## The request:
Determine how many lines include "哪些是双数". Give the number and nothing else.
start Material provided
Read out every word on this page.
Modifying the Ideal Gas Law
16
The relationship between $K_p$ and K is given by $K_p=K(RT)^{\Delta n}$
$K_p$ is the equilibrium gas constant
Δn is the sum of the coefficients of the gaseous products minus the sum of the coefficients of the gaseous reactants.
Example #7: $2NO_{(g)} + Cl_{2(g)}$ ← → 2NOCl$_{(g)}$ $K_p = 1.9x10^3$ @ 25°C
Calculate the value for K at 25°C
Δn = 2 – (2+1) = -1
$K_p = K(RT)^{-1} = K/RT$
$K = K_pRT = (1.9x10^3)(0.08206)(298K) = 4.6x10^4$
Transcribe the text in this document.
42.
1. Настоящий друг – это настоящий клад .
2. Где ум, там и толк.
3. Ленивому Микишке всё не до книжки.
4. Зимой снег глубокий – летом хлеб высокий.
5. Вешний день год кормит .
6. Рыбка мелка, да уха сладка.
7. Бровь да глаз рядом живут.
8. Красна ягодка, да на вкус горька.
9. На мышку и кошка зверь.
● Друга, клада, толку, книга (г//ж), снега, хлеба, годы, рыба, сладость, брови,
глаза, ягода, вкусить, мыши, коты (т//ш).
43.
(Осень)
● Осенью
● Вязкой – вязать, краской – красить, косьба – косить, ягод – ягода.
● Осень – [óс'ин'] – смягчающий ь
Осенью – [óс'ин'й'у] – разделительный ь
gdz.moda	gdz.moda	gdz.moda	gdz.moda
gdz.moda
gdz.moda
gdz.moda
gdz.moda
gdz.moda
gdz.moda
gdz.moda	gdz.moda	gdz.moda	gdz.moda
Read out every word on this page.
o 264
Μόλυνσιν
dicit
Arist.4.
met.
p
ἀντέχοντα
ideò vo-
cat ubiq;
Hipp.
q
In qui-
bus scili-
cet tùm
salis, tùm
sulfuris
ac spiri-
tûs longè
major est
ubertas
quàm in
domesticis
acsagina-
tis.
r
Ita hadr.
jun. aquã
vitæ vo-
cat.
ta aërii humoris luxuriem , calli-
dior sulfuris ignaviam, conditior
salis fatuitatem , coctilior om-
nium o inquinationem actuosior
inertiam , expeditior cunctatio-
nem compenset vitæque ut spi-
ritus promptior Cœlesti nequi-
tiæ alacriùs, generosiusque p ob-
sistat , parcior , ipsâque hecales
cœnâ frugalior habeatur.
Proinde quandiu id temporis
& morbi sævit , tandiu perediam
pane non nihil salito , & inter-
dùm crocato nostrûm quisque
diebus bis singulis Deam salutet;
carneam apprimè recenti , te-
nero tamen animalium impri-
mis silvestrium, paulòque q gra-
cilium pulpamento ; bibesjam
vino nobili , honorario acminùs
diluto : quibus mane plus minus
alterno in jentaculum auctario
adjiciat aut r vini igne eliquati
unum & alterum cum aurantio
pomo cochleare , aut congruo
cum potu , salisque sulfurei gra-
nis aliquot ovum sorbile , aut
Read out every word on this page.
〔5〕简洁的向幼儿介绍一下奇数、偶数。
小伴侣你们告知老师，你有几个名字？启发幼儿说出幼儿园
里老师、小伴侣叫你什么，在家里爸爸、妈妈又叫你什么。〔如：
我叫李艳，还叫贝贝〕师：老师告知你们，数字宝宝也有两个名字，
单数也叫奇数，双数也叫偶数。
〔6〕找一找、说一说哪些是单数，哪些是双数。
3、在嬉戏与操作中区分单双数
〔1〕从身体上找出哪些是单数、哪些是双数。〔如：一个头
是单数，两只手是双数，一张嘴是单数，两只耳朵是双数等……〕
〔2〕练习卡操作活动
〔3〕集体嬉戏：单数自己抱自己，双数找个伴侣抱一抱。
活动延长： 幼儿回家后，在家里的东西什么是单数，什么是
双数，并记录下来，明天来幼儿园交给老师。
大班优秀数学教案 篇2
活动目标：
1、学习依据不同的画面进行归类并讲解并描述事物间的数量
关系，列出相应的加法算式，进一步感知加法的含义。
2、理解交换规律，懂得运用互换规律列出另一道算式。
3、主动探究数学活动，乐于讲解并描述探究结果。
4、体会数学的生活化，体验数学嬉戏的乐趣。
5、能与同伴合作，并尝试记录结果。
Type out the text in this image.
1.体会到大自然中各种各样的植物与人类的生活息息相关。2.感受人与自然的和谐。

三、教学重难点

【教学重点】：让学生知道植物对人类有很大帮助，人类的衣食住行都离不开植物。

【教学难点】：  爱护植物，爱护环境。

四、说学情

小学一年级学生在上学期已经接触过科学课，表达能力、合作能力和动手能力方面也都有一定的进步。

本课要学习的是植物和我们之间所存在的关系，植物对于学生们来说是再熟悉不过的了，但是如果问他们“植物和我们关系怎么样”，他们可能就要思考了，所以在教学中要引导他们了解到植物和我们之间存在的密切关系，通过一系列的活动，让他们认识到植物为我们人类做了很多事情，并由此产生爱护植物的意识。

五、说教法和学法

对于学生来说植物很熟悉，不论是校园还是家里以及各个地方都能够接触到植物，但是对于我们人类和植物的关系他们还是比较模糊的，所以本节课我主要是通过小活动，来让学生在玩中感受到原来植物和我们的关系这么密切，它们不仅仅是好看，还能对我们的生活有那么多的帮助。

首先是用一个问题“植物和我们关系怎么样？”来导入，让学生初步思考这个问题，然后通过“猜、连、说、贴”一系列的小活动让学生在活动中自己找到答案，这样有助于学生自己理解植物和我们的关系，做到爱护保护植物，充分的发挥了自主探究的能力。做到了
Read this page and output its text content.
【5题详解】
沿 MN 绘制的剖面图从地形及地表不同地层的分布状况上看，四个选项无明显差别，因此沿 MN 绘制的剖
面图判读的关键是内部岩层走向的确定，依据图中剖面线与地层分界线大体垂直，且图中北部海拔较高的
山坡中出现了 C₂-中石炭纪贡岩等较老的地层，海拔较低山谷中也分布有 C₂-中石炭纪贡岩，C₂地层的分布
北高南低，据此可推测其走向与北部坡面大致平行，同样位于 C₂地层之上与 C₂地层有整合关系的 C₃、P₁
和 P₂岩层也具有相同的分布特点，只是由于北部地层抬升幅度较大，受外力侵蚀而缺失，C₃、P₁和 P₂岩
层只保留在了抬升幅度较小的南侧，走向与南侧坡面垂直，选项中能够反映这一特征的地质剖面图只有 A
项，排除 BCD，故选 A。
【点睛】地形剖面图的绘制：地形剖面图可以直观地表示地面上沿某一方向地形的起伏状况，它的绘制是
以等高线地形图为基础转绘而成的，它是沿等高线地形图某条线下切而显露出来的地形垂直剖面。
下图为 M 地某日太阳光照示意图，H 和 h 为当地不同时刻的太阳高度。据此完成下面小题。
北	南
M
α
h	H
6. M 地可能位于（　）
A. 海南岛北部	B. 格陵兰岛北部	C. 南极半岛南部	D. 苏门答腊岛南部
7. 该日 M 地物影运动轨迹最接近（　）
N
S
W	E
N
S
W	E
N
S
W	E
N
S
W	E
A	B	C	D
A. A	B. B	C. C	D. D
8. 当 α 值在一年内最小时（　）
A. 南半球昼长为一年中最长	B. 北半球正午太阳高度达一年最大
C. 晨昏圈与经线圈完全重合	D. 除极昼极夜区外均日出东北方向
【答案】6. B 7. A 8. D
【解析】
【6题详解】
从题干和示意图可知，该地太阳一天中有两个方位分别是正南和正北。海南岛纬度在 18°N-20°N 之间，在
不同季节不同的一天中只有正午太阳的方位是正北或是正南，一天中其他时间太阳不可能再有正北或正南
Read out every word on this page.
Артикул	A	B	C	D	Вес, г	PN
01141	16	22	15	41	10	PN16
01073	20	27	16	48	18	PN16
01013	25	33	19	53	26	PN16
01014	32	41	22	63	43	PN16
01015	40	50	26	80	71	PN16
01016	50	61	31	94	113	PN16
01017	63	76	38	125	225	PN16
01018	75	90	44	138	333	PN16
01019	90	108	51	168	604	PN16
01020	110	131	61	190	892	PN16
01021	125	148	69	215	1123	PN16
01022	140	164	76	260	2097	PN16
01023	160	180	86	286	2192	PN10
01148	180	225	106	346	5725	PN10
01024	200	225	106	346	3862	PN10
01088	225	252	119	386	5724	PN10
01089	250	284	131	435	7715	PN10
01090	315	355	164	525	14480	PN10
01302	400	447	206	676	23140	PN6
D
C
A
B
end Material provided
## Task result:
2